Request →
Which lines contain the word "that"? Return each of them as written.
■ ■ ■ ■ ■
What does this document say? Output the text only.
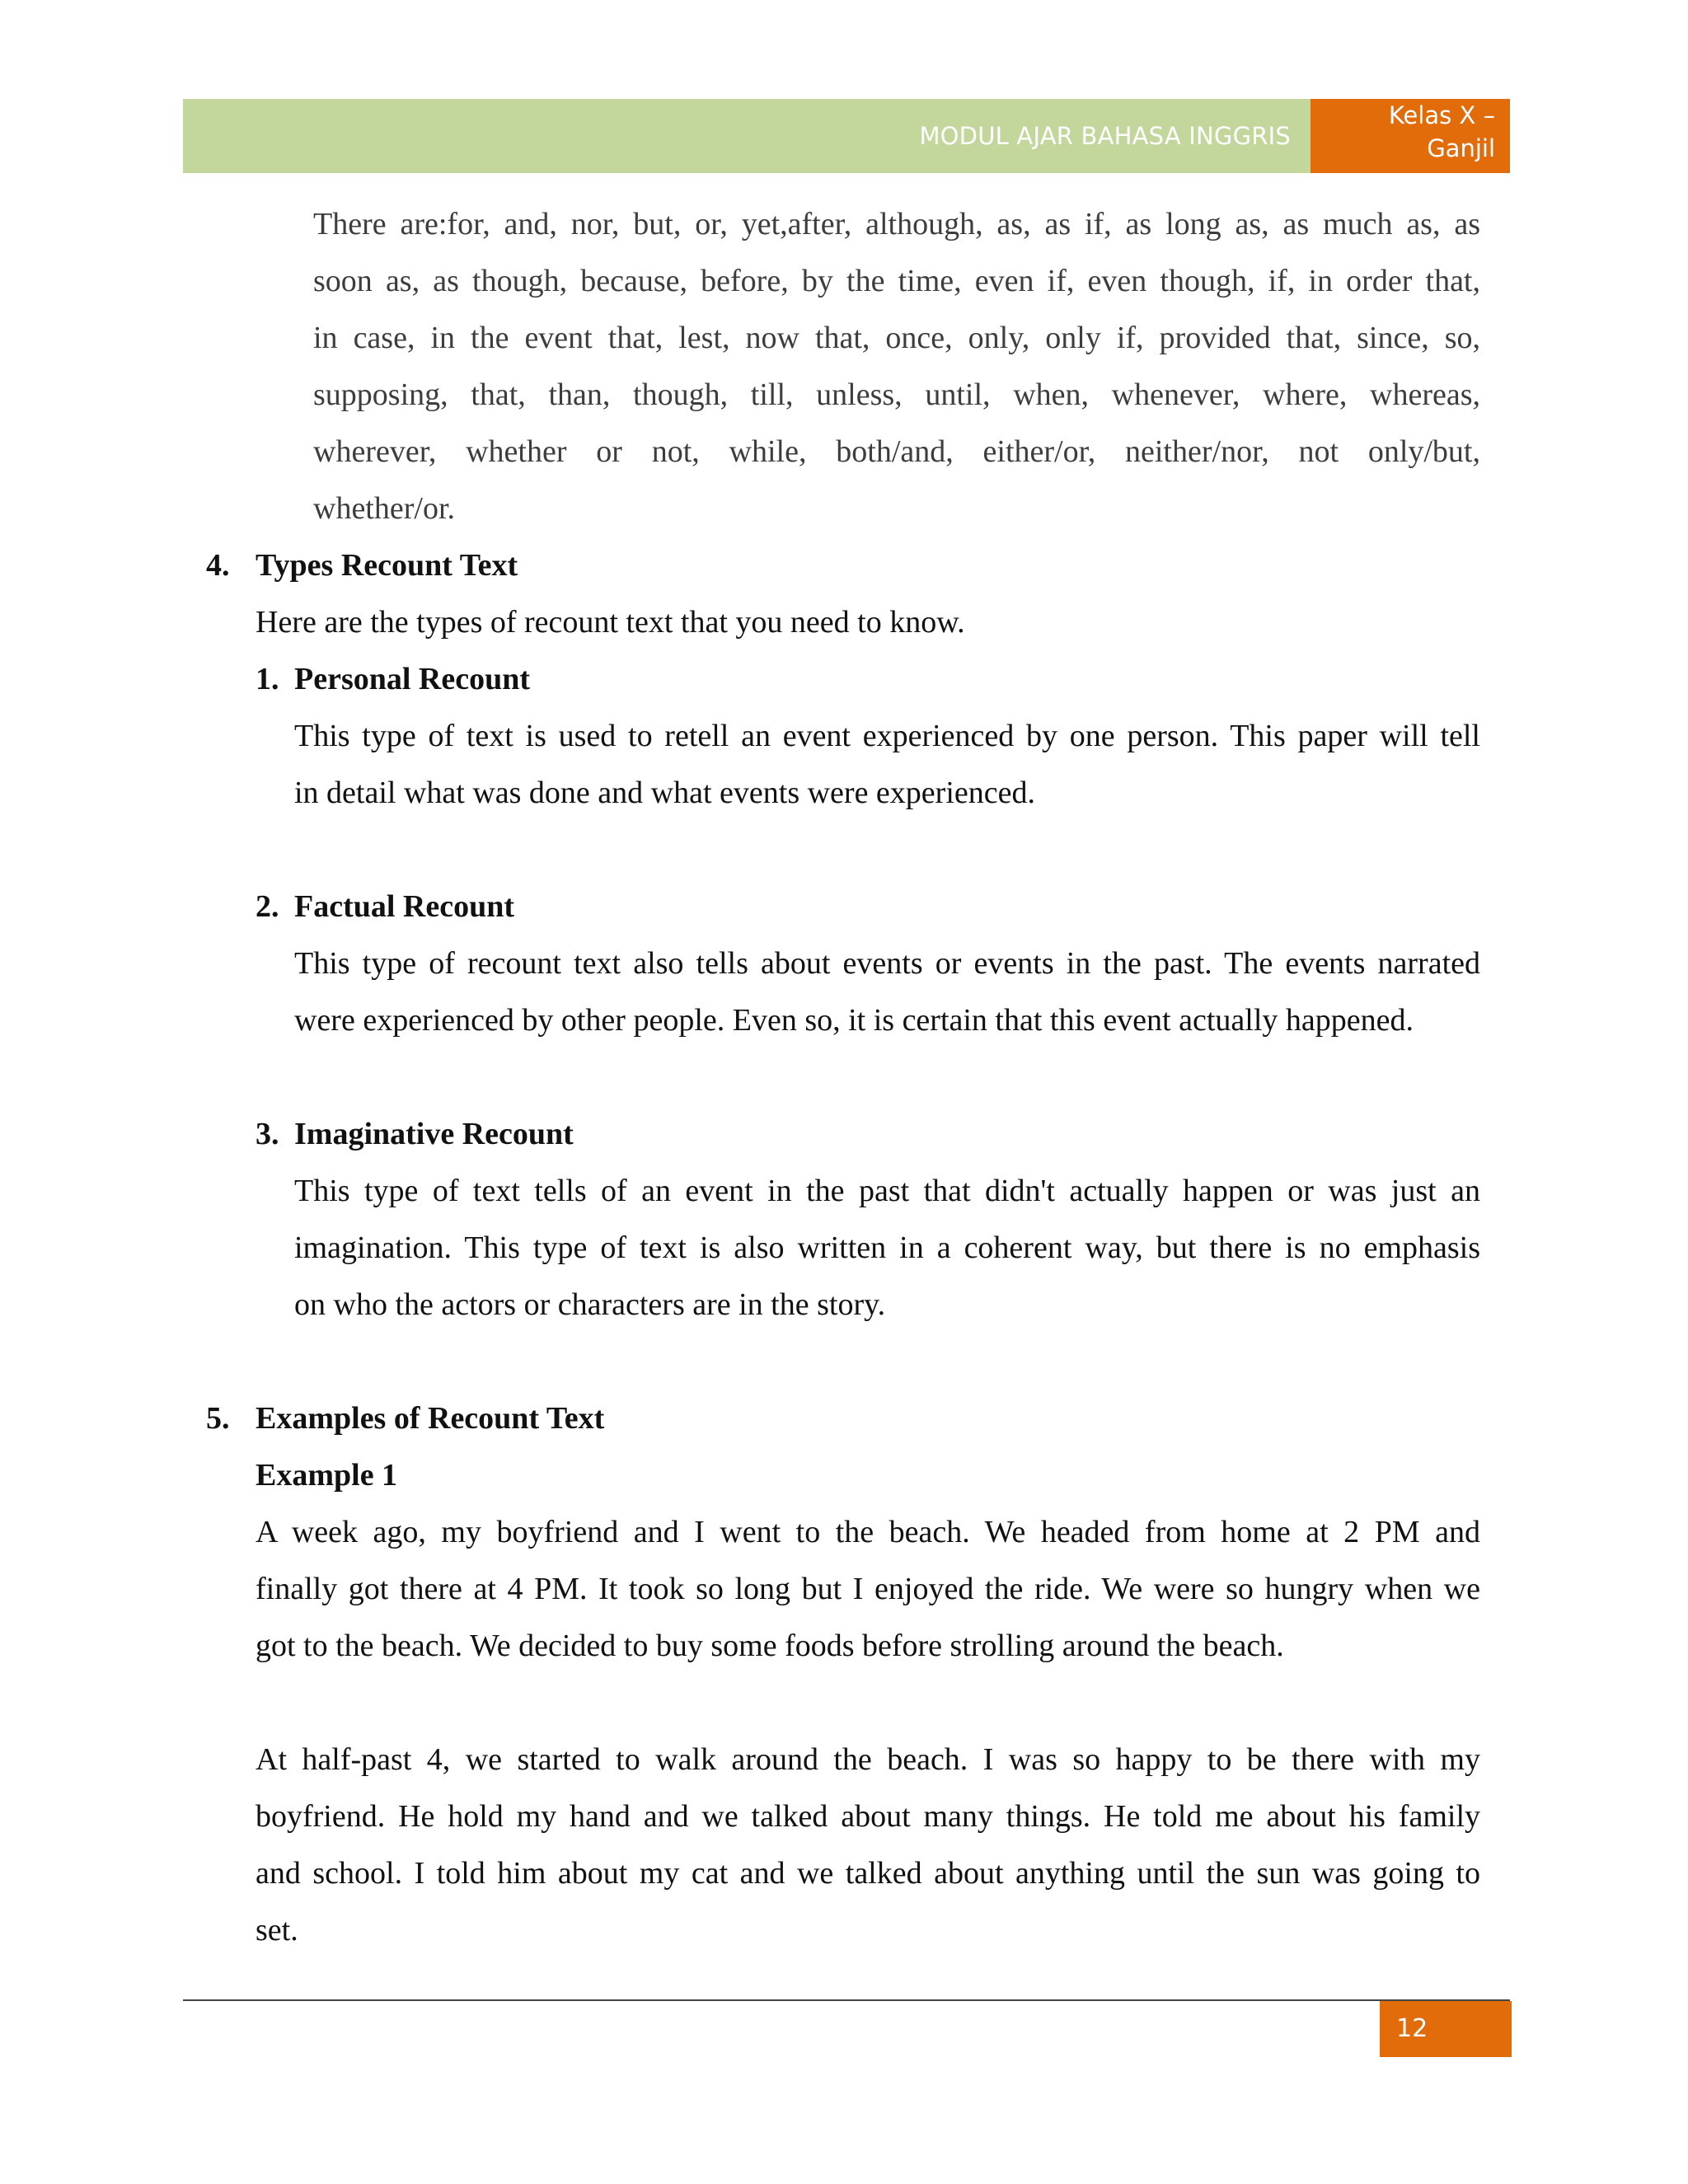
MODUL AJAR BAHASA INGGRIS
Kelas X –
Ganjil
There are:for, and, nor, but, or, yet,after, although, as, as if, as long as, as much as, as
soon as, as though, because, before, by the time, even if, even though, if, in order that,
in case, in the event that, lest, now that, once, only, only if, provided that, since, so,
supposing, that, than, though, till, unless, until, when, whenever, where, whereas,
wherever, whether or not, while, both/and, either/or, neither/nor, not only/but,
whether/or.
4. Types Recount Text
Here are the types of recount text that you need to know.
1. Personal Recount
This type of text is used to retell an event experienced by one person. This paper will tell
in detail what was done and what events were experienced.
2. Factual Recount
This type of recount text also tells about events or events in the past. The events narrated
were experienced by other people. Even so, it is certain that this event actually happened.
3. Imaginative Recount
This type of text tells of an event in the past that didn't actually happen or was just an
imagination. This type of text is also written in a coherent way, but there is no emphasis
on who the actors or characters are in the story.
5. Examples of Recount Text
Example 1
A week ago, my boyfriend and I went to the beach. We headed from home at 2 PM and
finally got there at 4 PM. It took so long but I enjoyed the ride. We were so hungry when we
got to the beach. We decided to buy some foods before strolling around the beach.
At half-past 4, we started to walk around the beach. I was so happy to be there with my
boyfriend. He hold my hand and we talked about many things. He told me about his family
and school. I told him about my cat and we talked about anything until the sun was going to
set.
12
■ ■ ■ ■ ■
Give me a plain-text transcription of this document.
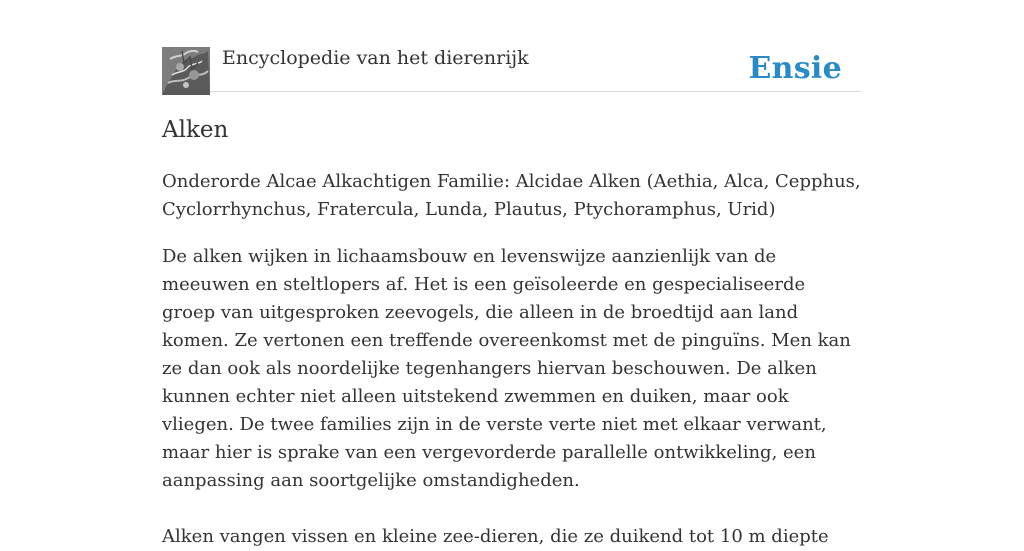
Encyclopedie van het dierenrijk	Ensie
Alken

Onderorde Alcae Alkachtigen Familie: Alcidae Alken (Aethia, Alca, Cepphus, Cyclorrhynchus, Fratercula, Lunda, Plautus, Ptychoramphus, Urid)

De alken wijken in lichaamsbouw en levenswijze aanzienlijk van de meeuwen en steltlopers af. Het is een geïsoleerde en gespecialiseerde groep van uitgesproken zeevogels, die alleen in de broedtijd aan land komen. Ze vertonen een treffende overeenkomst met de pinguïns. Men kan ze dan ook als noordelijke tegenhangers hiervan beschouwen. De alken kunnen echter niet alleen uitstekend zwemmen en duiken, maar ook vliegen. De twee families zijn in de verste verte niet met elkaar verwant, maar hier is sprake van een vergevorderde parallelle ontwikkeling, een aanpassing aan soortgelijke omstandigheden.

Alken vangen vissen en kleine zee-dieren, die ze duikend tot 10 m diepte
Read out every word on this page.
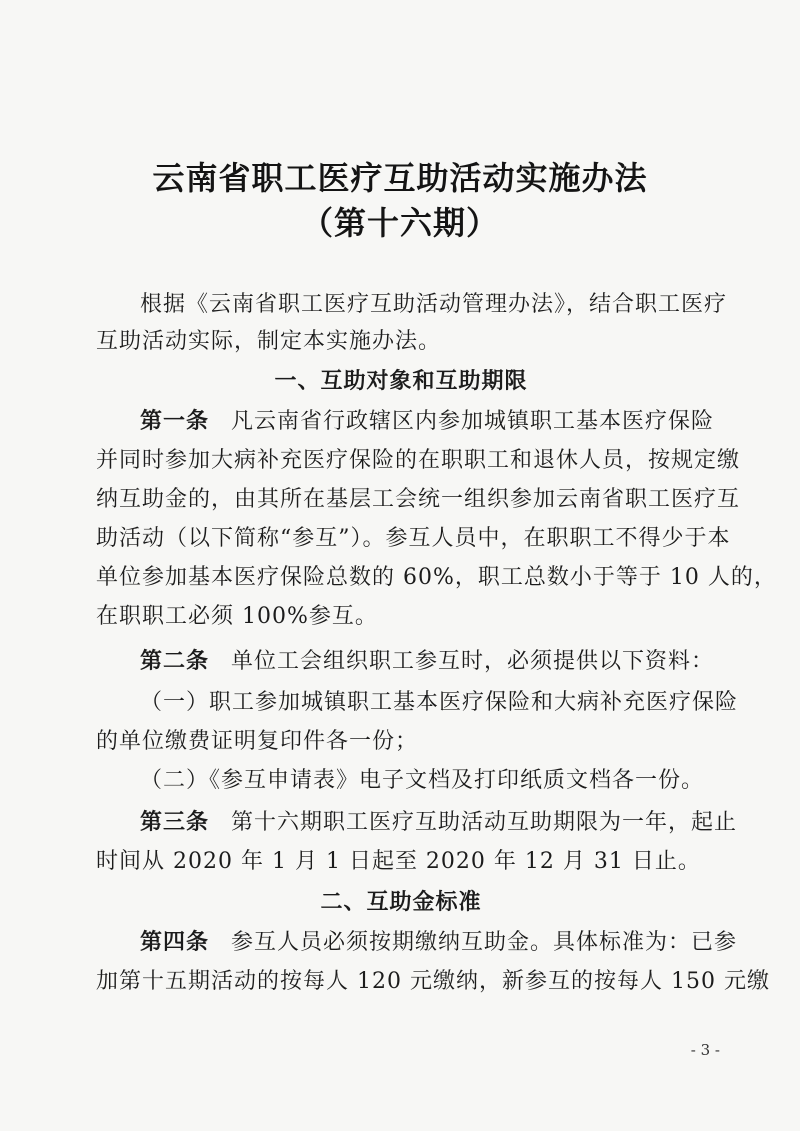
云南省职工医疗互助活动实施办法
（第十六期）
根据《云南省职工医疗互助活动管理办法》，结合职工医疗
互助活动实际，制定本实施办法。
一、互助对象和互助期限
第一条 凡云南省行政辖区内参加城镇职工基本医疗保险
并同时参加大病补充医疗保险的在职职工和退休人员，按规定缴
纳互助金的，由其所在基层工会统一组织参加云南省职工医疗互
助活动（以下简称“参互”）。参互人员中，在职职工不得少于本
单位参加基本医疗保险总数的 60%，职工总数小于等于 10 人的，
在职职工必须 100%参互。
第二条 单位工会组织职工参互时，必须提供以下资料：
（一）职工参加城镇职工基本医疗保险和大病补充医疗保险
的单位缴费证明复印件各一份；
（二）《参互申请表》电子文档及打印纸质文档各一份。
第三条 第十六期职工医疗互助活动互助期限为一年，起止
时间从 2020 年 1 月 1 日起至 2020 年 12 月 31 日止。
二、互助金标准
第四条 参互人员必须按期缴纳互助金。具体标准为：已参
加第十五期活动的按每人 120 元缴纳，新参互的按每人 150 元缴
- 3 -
■ ■ ■ ■ ■
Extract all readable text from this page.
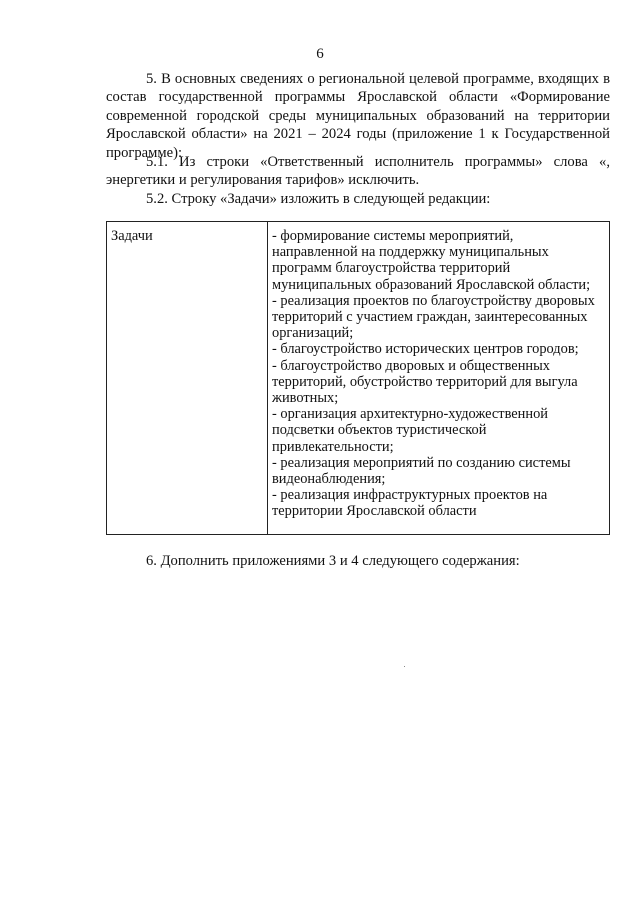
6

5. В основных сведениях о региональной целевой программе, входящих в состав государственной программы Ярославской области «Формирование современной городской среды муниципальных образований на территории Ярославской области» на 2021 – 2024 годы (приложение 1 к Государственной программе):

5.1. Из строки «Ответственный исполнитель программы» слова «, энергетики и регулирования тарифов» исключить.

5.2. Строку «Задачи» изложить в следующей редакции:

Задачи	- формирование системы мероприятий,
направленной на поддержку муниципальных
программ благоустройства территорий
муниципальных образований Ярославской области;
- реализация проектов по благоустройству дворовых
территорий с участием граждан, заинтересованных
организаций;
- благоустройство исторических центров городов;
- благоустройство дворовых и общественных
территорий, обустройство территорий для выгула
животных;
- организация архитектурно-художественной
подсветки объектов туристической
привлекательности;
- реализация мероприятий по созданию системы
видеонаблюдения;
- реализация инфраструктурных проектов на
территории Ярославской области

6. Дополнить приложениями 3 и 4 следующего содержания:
■ ■ ■ ■ ■
Answer to the task →
soon as, as though, because, before, by the time, even if, even though, if, in order that,
in case, in the event that, lest, now that, once, only, only if, provided that, since, so,
supposing, that, than, though, till, unless, until, when, whenever, where, whereas,
Here are the types of recount text that you need to know.
were experienced by other people. Even so, it is certain that this event actually happened.
This type of text tells of an event in the past that didn't actually happen or was just an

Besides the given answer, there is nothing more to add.